- [Task brief]:
Print the part of the Leonardo Ulian interview starting at "I am also fascinated" and ending at "others as well." word for word.

- [Excerpt provided]:
● ● ● ● ● ● ●
Multimedia artist Leonardo Ulian’s work
includes his stunning “Technological Mandala” series, in which he precisely arranges tiny electrical and computer components to create colorful and symmetrical mandalas. In Hindu and Buddhist cultures, a mandala is a geometric and spiritual artwork representing the universe and is used in meditation. In this interview, Leonardo discusses his background, artwork, and inspiration for blending technological and ephemeral themes.—Mary Wilson, Managing Editor
MARY: Where were you born and how long have you lived in London?
LEONARDO: I come from a little village called Ruda, situated in the northeast region of Italy, Friuli-Venezia Giulia. I have lived in London since 2004.
Technological Mandala 17: Electronic components, copper wire, paper, 72 cm x 72 cm, 2013 (closeup). (Photo courtesy of Leonardo Ulian)
MARY: I understand you started out pursuing a degree in micro-electronics, then trained as a graphic designer before earning a fine arts degree. Can you tell me about your education and what made you turn your training toward the arts?
LEONARDO: My first attempt to do art was more related to the activity of just making things. Since I was very young, I always liked to play with hammers, nails, pieces of wood, and other bits and pieces in order to make my own little toys. But more than anything else, I liked to open old radios to see what was hiding inside.
In the 1980s, I attended an electronics school, also because I was fascinated by the new technology revolution of that period. I do remember myself stuck in front of the television watching an American TV series about robots, computers, and all that sort of stuff. While I was studying electronics I attended an art course and I specialized in airbrush hyper-realistic painting techniques. I then studied graphic design and I worked as a graphic designer and photo-retoucher for several years until I moved to London where I obtained my BA degree in fine art.
Technological Mandala 17: Electronic components, copper wire, paper, 72 cm x 72 cm, 2013.
MARY: How did you come up with the idea for the “Technological Mandala” series? What was your inspiration and what are you trying to convey with these pieces that solder together electrical components, circuitry, and microchips?
LEONARDO: I liked the idea of combining different worlds such as spirituality and mandalas with technology and underlining the fact that electronic technology devices have become fundamental for our daily lives, almost something to worship.
I am also fascinated by the pure exercise of geometry used for the construction of the traditional mandalas—an ordered representation that is used to explain something that probably has nothing to do with geometry, which is the meaning of everything we perceive around us as living beings. I guess my artistic and spiritual research have led me to discover the world of mandalas.
I am not a spiritual person, or at least not in the traditional manner. And I am not particularly polarized with a specific belief. But I do like the idea of a world made with infinite connections among persons, objects, or places, like the connections I make in my technological mandalas. I also like to believe that what happens in one of the parts of the connection can affect the others as well.
● ● ● ● ● ● ●
- [Records supplied]:
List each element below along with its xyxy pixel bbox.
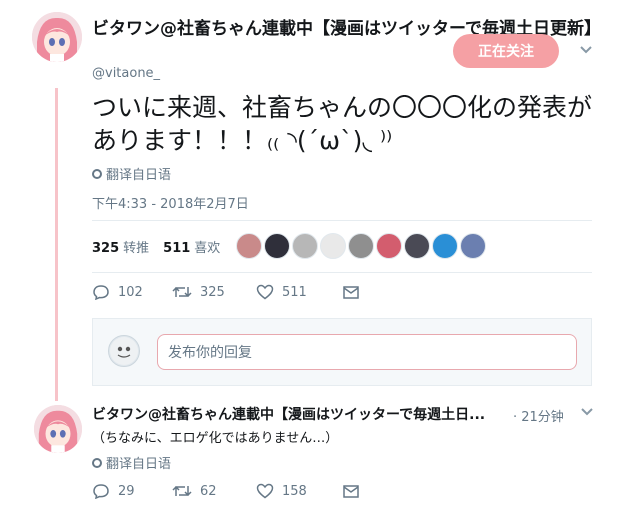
likes-stat[interactable]: 511 喜欢 xyxy=(163,237,220,256)
liker-avatar[interactable] xyxy=(404,233,430,259)
thread-line xyxy=(55,88,58,401)
handle[interactable]: @vitaone_ xyxy=(92,66,160,81)
timestamp[interactable]: 下午4:33 - 2018年2月7日 xyxy=(92,193,249,212)
translate-link[interactable]: 翻译自日语 xyxy=(92,453,171,472)
reply-display-name[interactable]: ビタワン@社畜ちゃん連載中【漫画はツイッターで毎週土日... xyxy=(92,404,512,424)
retweet-button[interactable]: 62 xyxy=(172,483,256,499)
tweet-stats: 325 转推 511 喜欢 xyxy=(92,237,220,256)
message-button[interactable] xyxy=(342,284,360,300)
retweets-label: 转推 xyxy=(123,241,150,256)
like-button[interactable]: 511 xyxy=(256,284,342,300)
like-count: 158 xyxy=(282,483,307,499)
liker-avatar[interactable] xyxy=(376,233,402,259)
retweet-icon xyxy=(172,284,192,300)
translate-label: 翻译自日语 xyxy=(106,168,172,183)
reply-actions: 29 62 158 xyxy=(92,483,360,499)
chevron-down-icon[interactable] xyxy=(579,43,593,59)
liker-avatar[interactable] xyxy=(292,233,318,259)
liker-avatar[interactable] xyxy=(432,233,458,259)
reply-icon xyxy=(92,483,110,499)
translate-label: 翻译自日语 xyxy=(106,457,172,472)
reply-timestamp[interactable]: · 21分钟 xyxy=(513,406,564,425)
tweet-text: ついに来週、社畜ちゃんの〇〇〇化の発表があります！！！₍₍ ◝(´ω`)◟ ⁾⁾ xyxy=(92,93,593,155)
retweet-count: 325 xyxy=(200,284,225,300)
reply-button[interactable]: 102 xyxy=(92,284,172,300)
globe-icon xyxy=(92,168,102,179)
chevron-down-icon[interactable] xyxy=(580,405,594,421)
reply-count: 102 xyxy=(118,284,143,300)
envelope-icon xyxy=(342,483,360,499)
envelope-icon xyxy=(342,284,360,300)
reply-button[interactable]: 29 xyxy=(92,483,172,499)
retweets-count: 325 xyxy=(92,241,120,256)
tweet-actions: 102 325 511 xyxy=(92,284,360,300)
translate-link[interactable]: 翻译自日语 xyxy=(92,164,171,183)
heart-icon xyxy=(256,284,274,300)
message-button[interactable] xyxy=(342,483,360,499)
retweet-icon xyxy=(172,483,192,499)
retweet-count: 62 xyxy=(200,483,217,499)
globe-icon xyxy=(92,457,102,468)
likes-label: 喜欢 xyxy=(194,241,221,256)
likers-avatars xyxy=(236,233,486,259)
likes-count: 511 xyxy=(163,241,191,256)
reply-input[interactable]: 发布你的回复 xyxy=(157,334,577,370)
user-avatar[interactable] xyxy=(108,335,140,367)
reply-composer: 发布你的回复 xyxy=(92,318,592,386)
liker-avatar[interactable] xyxy=(348,233,374,259)
heart-icon xyxy=(256,483,274,499)
like-count: 511 xyxy=(282,284,307,300)
avatar[interactable] xyxy=(34,405,82,453)
divider xyxy=(92,272,592,273)
divider xyxy=(92,220,592,221)
like-button[interactable]: 158 xyxy=(256,483,342,499)
retweets-stat[interactable]: 325 转推 xyxy=(92,237,149,256)
reply-icon xyxy=(92,284,110,300)
reply-text: （ちなみに、エロゲ化ではありません…） xyxy=(92,431,339,446)
avatar[interactable] xyxy=(32,12,82,62)
following-button[interactable]: 正在关注 xyxy=(453,34,559,68)
liker-avatar[interactable] xyxy=(236,233,262,259)
retweet-button[interactable]: 325 xyxy=(172,284,256,300)
reply-count: 29 xyxy=(118,483,135,499)
liker-avatar[interactable] xyxy=(320,233,346,259)
liker-avatar[interactable] xyxy=(264,233,290,259)
liker-avatar[interactable] xyxy=(460,233,486,259)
● ● ● ● ● ● ●
- [Exercise answer]:
I am also fascinated by the pure exercise of geometry used for the construction of the traditional mandalas—an ordered representation that is used to explain something that probably has nothing to do with geometry, which is the meaning of everything we perceive around us as living beings. I guess my artistic and spiritual research have led me to discover the world of mandalas.
I am not a spiritual person, or at least not in the traditional manner. And I am not particularly polarized with a specific belief. But I do like the idea of a world made with infinite connections among persons, objects, or places, like the connections I make in my technological mandalas. I also like to believe that what happens in one of the parts of the connection can affect the others as well.